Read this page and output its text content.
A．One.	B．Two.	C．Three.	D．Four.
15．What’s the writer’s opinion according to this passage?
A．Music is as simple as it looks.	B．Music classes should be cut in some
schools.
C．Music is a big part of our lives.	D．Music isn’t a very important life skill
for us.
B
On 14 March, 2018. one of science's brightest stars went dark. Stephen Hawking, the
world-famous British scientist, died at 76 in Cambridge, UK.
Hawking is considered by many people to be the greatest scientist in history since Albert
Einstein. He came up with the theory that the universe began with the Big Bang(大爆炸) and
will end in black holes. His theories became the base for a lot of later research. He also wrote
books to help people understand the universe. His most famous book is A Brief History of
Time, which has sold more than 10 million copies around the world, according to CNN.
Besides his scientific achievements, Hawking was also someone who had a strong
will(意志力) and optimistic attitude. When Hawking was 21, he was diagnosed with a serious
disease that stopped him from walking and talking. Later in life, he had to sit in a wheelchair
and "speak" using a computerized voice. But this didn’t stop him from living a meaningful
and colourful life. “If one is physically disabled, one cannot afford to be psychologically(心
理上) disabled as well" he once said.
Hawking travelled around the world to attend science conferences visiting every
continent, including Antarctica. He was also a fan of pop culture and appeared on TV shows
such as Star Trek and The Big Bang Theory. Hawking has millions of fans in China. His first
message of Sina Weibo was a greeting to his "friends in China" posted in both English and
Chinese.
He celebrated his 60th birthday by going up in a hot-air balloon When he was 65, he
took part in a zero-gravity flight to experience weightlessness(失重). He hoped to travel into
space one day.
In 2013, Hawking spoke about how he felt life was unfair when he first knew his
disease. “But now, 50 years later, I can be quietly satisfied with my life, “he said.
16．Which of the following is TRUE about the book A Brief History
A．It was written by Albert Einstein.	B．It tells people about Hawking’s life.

EXERCISE AIM
State the number of lines above that hold the string "this", with nothing added.

COMPLETE OUTPUT
3